Work required: Make an exact copy of all the entries, with the pictures left out.

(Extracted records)
= = = = = = =
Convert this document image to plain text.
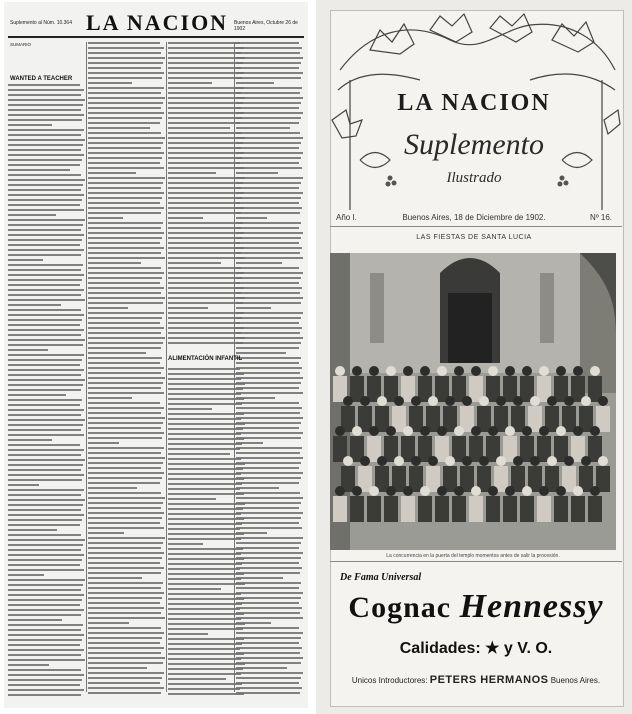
Suplemento al Núm. 10.364 LA NACION Buenos Aires, Octubre 26 de 1902
SUMARIO
WANTED A TEACHER
ALIMENTACIÓN INFANTIL
LA NACION
Suplemento
Ilustrado
Año I.	Buenos Aires, 18 de Diciembre de 1902.	Nº 16.
LAS FIESTAS DE SANTA LUCIA
La concurrencia en la puerta del templo momentos antes de salir la procesión.
De Fama Universal
Cognac Hennessy
Calidades: ★ y V. O.
Unicos Introductores: PETERS HERMANOS Buenos Aires.
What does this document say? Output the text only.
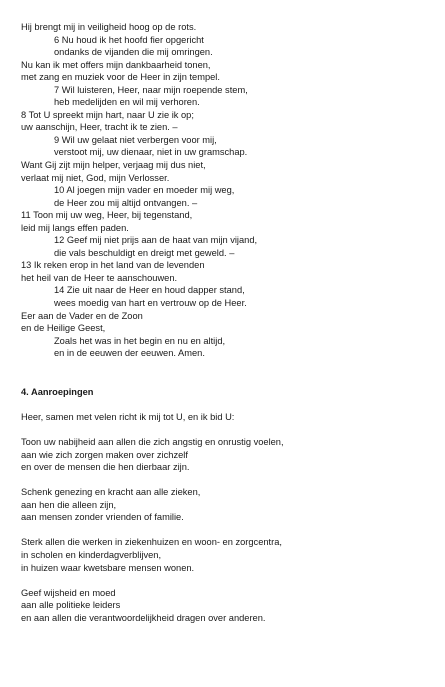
Hij brengt mij in veiligheid hoog op de rots.
6 Nu houd ik het hoofd fier opgericht
ondanks de vijanden die mij omringen.
Nu kan ik met offers mijn dankbaarheid tonen,
met zang en muziek voor de Heer in zijn tempel.
7 Wil luisteren, Heer, naar mijn roepende stem,
heb medelijden en wil mij verhoren.
8 Tot U spreekt mijn hart, naar U zie ik op;
uw aanschijn, Heer, tracht ik te zien. –
9 Wil uw gelaat niet verbergen voor mij,
verstoot mij, uw dienaar, niet in uw gramschap.
Want Gij zijt mijn helper, verjaag mij dus niet,
verlaat mij niet, God, mijn Verlosser.
10 Al joegen mijn vader en moeder mij weg,
de Heer zou mij altijd ontvangen. –
11 Toon mij uw weg, Heer, bij tegenstand,
leid mij langs effen paden.
12 Geef mij niet prijs aan de haat van mijn vijand,
die vals beschuldigt en dreigt met geweld. –
13 Ik reken erop in het land van de levenden
het heil van de Heer te aanschouwen.
14 Zie uit naar de Heer en houd dapper stand,
wees moedig van hart en vertrouw op de Heer.
Eer aan de Vader en de Zoon
en de Heilige Geest,
Zoals het was in het begin en nu en altijd,
en in de eeuwen der eeuwen. Amen.
4. Aanroepingen
Heer, samen met velen richt ik mij tot U, en ik bid U:
Toon uw nabijheid aan allen die zich angstig en onrustig voelen,
aan wie zich zorgen maken over zichzelf
en over de mensen die hen dierbaar zijn.
Schenk genezing en kracht aan alle zieken,
aan hen die alleen zijn,
aan mensen zonder vrienden of familie.
Sterk allen die werken in ziekenhuizen en woon- en zorgcentra,
in scholen en kinderdagverblijven,
in huizen waar kwetsbare mensen wonen.
Geef wijsheid en moed
aan alle politieke leiders
en aan allen die verantwoordelijkheid dragen over anderen.
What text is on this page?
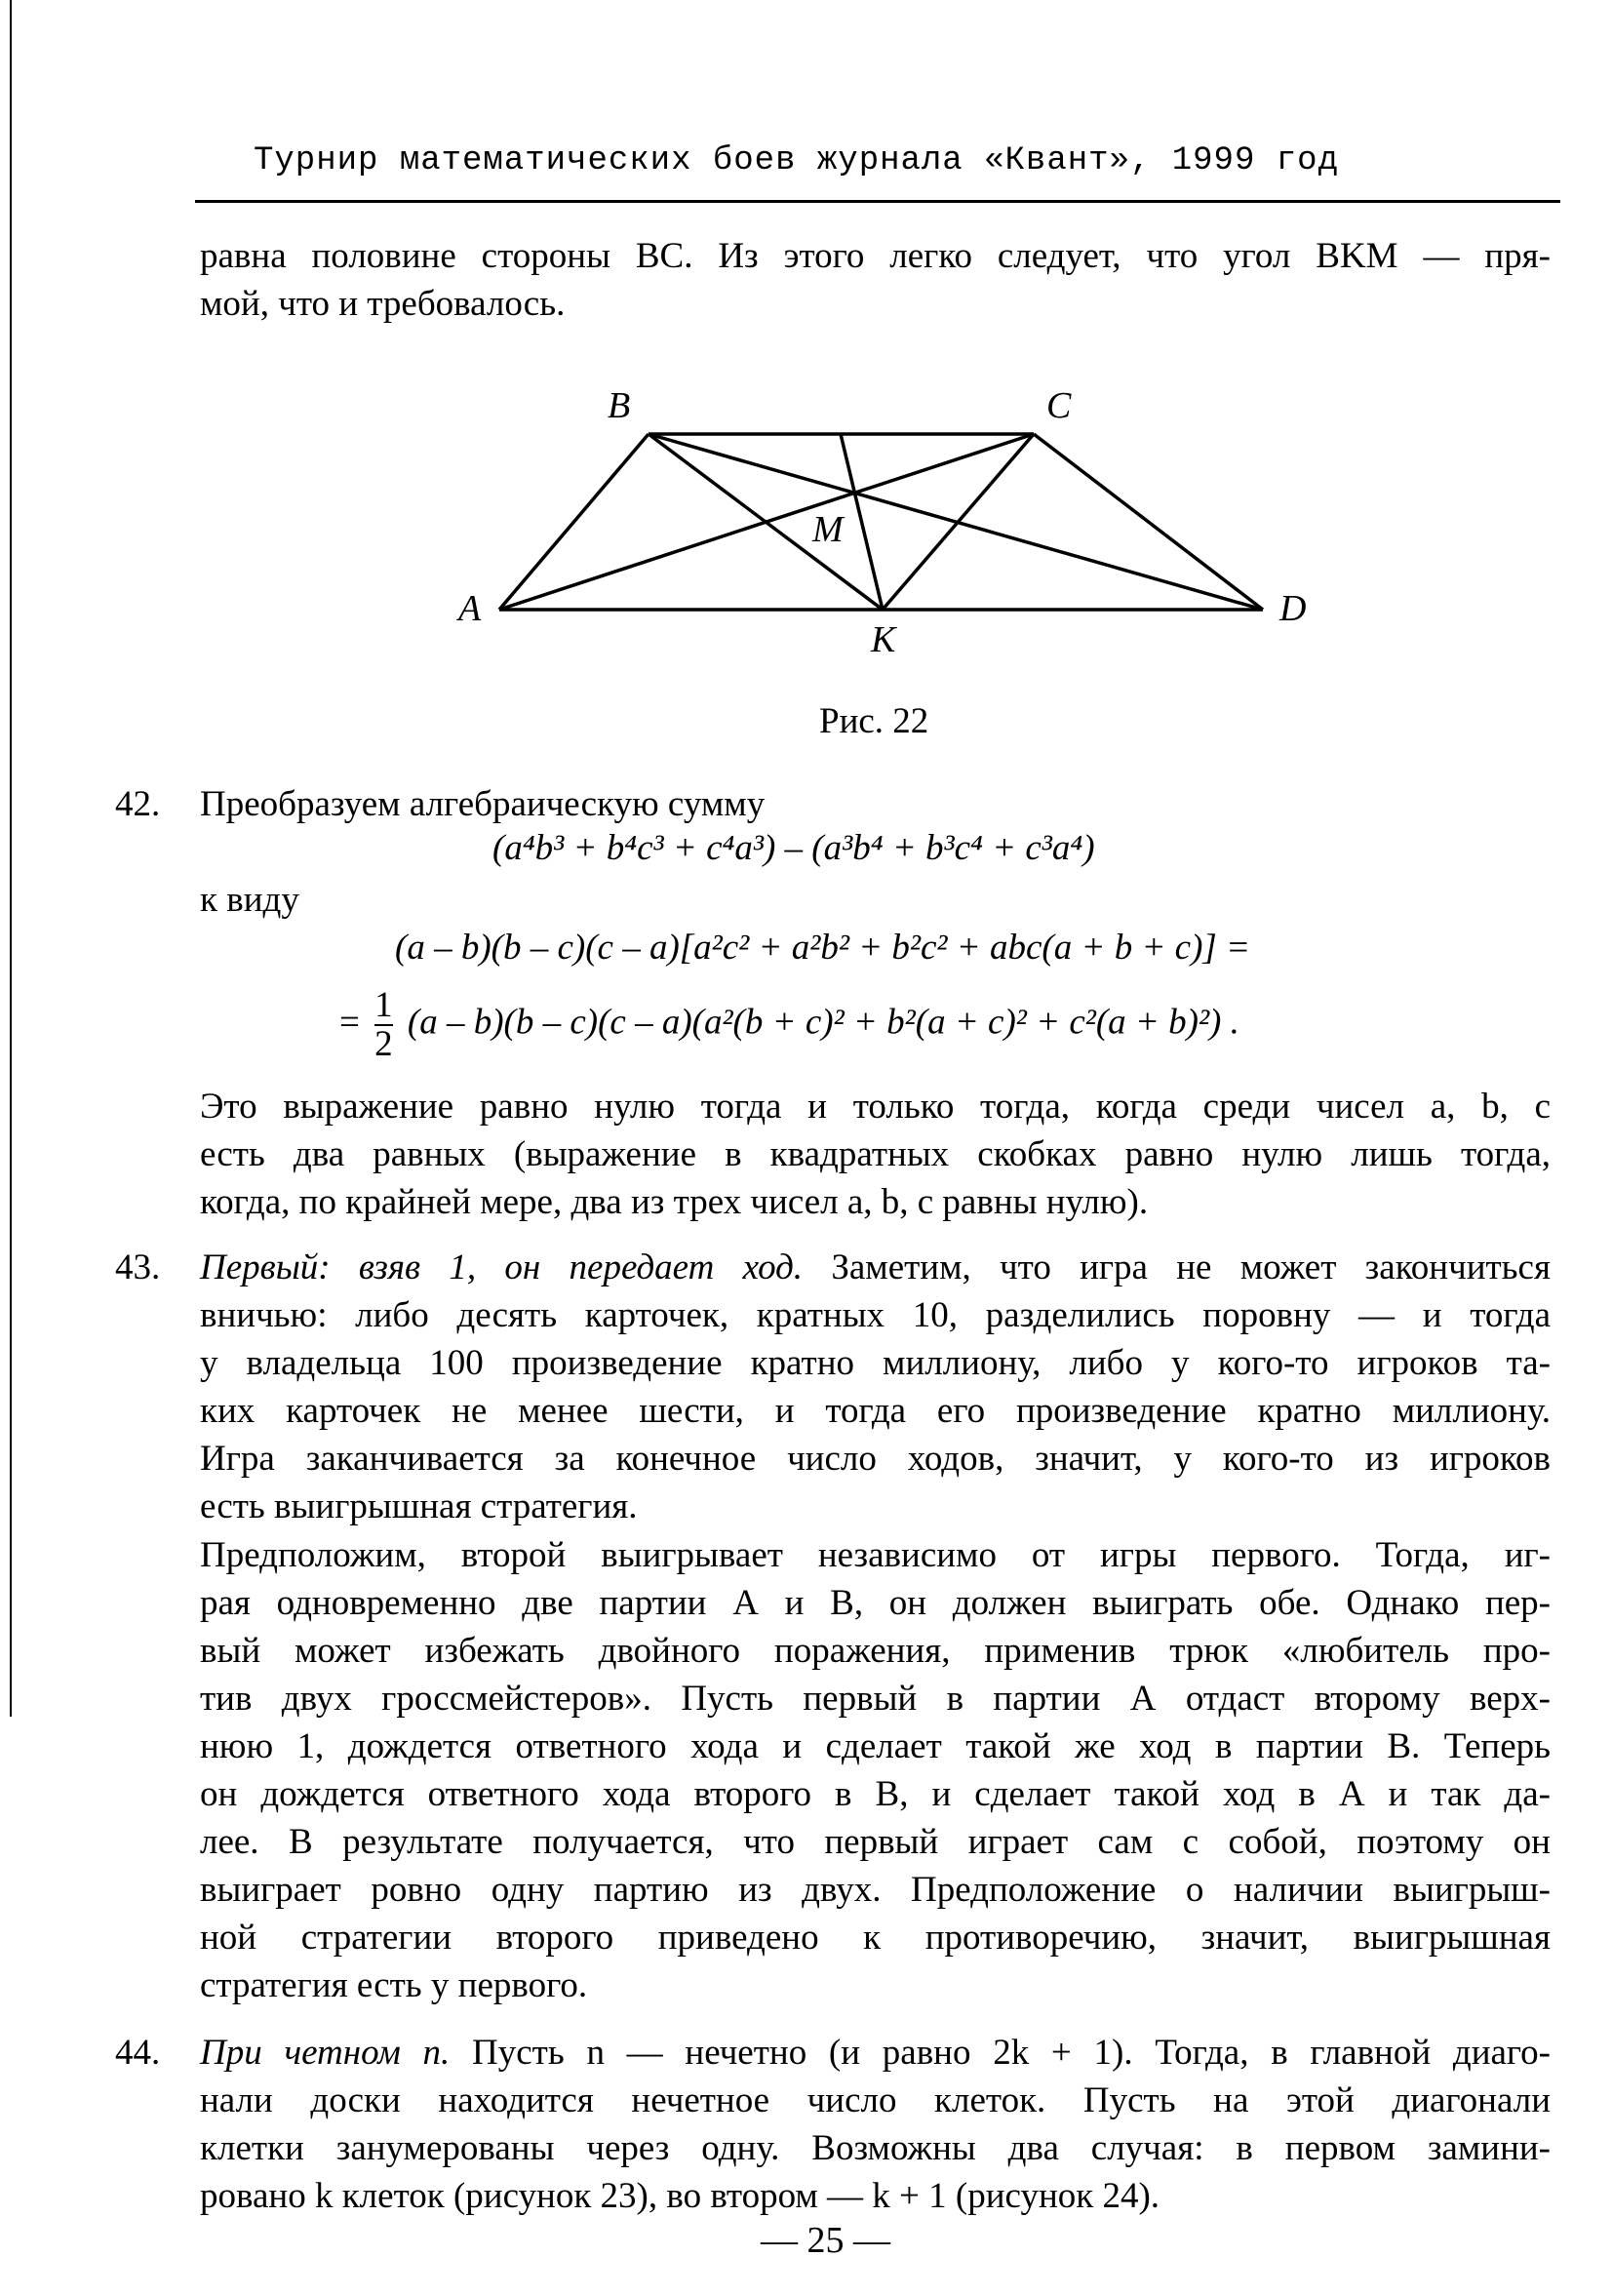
Турнир математических боев журнала «Квант», 1999 год
равна половине стороны BC. Из этого легко следует, что угол BKM — пря-
мой, что и требовалось.
B	C
A	D
M
K
Рис. 22
42. Преобразуем алгебраическую сумму
(a⁴b³ + b⁴c³ + c⁴a³) – (a³b⁴ + b³c⁴ + c³a⁴)
к виду
(a – b)(b – c)(c – a)[a²c² + a²b² + b²c² + abc(a + b + c)] =
= $\frac{1}{2} (a - b)(b - c)(c - a)(a^2(b + c)^2 + b^2(a + c)^2 + c^2(a + b)^2)$ .
Это выражение равно нулю тогда и только тогда, когда среди чисел a, b, c
есть два равных (выражение в квадратных скобках равно нулю лишь тогда,
когда, по крайней мере, два из трех чисел a, b, c равны нулю).
43. Первый: взяв 1, он передает ход. Заметим, что игра не может закончиться
вничью: либо десять карточек, кратных 10, разделились поровну — и тогда
у владельца 100 произведение кратно миллиону, либо у кого-то игроков та-
ких карточек не менее шести, и тогда его произведение кратно миллиону.
Игра заканчивается за конечное число ходов, значит, у кого-то из игроков
есть выигрышная стратегия.
Предположим, второй выигрывает независимо от игры первого. Тогда, иг-
рая одновременно две партии А и В, он должен выиграть обе. Однако пер-
вый может избежать двойного поражения, применив трюк «любитель про-
тив двух гроссмейстеров». Пусть первый в партии А отдаст второму верх-
нюю 1, дождется ответного хода и сделает такой же ход в партии В. Теперь
он дождется ответного хода второго в В, и сделает такой ход в А и так да-
лее. В результате получается, что первый играет сам с собой, поэтому он
выиграет ровно одну партию из двух. Предположение о наличии выигрыш-
ной стратегии второго приведено к противоречию, значит, выигрышная
стратегия есть у первого.
44. При четном n. Пусть n — нечетно (и равно 2k + 1). Тогда, в главной диаго-
нали доски находится нечетное число клеток. Пусть на этой диагонали
клетки занумерованы через одну. Возможны два случая: в первом замини-
ровано k клеток (рисунок 23), во втором — k + 1 (рисунок 24).
— 25 —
= = = = = = =
Answer to the task:
Convert this document image to plain text.
Suplemento al Núm. 10.364 LA NACION Buenos Aires, Octubre 26 de 1902
SUMARIO
WANTED A TEACHER
ALIMENTACIÓN INFANTIL
LA NACION
Suplemento
Ilustrado
Año I.	Buenos Aires, 18 de Diciembre de 1902.	Nº 16.
LAS FIESTAS DE SANTA LUCIA
La concurrencia en la puerta del templo momentos antes de salir la procesión.
De Fama Universal
Cognac Hennessy
Calidades: ★ y V. O.
Unicos Introductores: PETERS HERMANOS Buenos Aires.
What does this document say? Output the text only.
Hij brengt mij in veiligheid hoog op de rots.
6 Nu houd ik het hoofd fier opgericht
ondanks de vijanden die mij omringen.
Nu kan ik met offers mijn dankbaarheid tonen,
met zang en muziek voor de Heer in zijn tempel.
7 Wil luisteren, Heer, naar mijn roepende stem,
heb medelijden en wil mij verhoren.
8 Tot U spreekt mijn hart, naar U zie ik op;
uw aanschijn, Heer, tracht ik te zien. –
9 Wil uw gelaat niet verbergen voor mij,
verstoot mij, uw dienaar, niet in uw gramschap.
Want Gij zijt mijn helper, verjaag mij dus niet,
verlaat mij niet, God, mijn Verlosser.
10 Al joegen mijn vader en moeder mij weg,
de Heer zou mij altijd ontvangen. –
11 Toon mij uw weg, Heer, bij tegenstand,
leid mij langs effen paden.
12 Geef mij niet prijs aan de haat van mijn vijand,
die vals beschuldigt en dreigt met geweld. –
13 Ik reken erop in het land van de levenden
het heil van de Heer te aanschouwen.
14 Zie uit naar de Heer en houd dapper stand,
wees moedig van hart en vertrouw op de Heer.
Eer aan de Vader en de Zoon
en de Heilige Geest,
Zoals het was in het begin en nu en altijd,
en in de eeuwen der eeuwen. Amen.
4. Aanroepingen
Heer, samen met velen richt ik mij tot U, en ik bid U:
Toon uw nabijheid aan allen die zich angstig en onrustig voelen,
aan wie zich zorgen maken over zichzelf
en over de mensen die hen dierbaar zijn.
Schenk genezing en kracht aan alle zieken,
aan hen die alleen zijn,
aan mensen zonder vrienden of familie.
Sterk allen die werken in ziekenhuizen en woon- en zorgcentra,
in scholen en kinderdagverblijven,
in huizen waar kwetsbare mensen wonen.
Geef wijsheid en moed
aan alle politieke leiders
en aan allen die verantwoordelijkheid dragen over anderen.
What text is on this page?
Турнир математических боев журнала «Квант», 1999 год
равна половине стороны BC. Из этого легко следует, что угол BKM — пря-
мой, что и требовалось.
B	C
A	D
M
K
Рис. 22
42. Преобразуем алгебраическую сумму
(a⁴b³ + b⁴c³ + c⁴a³) – (a³b⁴ + b³c⁴ + c³a⁴)
к виду
(a – b)(b – c)(c – a)[a²c² + a²b² + b²c² + abc(a + b + c)] =
= $\frac{1}{2} (a - b)(b - c)(c - a)(a^2(b + c)^2 + b^2(a + c)^2 + c^2(a + b)^2)$ .
Это выражение равно нулю тогда и только тогда, когда среди чисел a, b, c
есть два равных (выражение в квадратных скобках равно нулю лишь тогда,
когда, по крайней мере, два из трех чисел a, b, c равны нулю).
43. Первый: взяв 1, он передает ход. Заметим, что игра не может закончиться
вничью: либо десять карточек, кратных 10, разделились поровну — и тогда
у владельца 100 произведение кратно миллиону, либо у кого-то игроков та-
ких карточек не менее шести, и тогда его произведение кратно миллиону.
Игра заканчивается за конечное число ходов, значит, у кого-то из игроков
есть выигрышная стратегия.
Предположим, второй выигрывает независимо от игры первого. Тогда, иг-
рая одновременно две партии А и В, он должен выиграть обе. Однако пер-
вый может избежать двойного поражения, применив трюк «любитель про-
тив двух гроссмейстеров». Пусть первый в партии А отдаст второму верх-
нюю 1, дождется ответного хода и сделает такой же ход в партии В. Теперь
он дождется ответного хода второго в В, и сделает такой ход в А и так да-
лее. В результате получается, что первый играет сам с собой, поэтому он
выиграет ровно одну партию из двух. Предположение о наличии выигрыш-
ной стратегии второго приведено к противоречию, значит, выигрышная
стратегия есть у первого.
44. При четном n. Пусть n — нечетно (и равно 2k + 1). Тогда, в главной диаго-
нали доски находится нечетное число клеток. Пусть на этой диагонали
клетки занумерованы через одну. Возможны два случая: в первом замини-
ровано k клеток (рисунок 23), во втором — k + 1 (рисунок 24).
— 25 —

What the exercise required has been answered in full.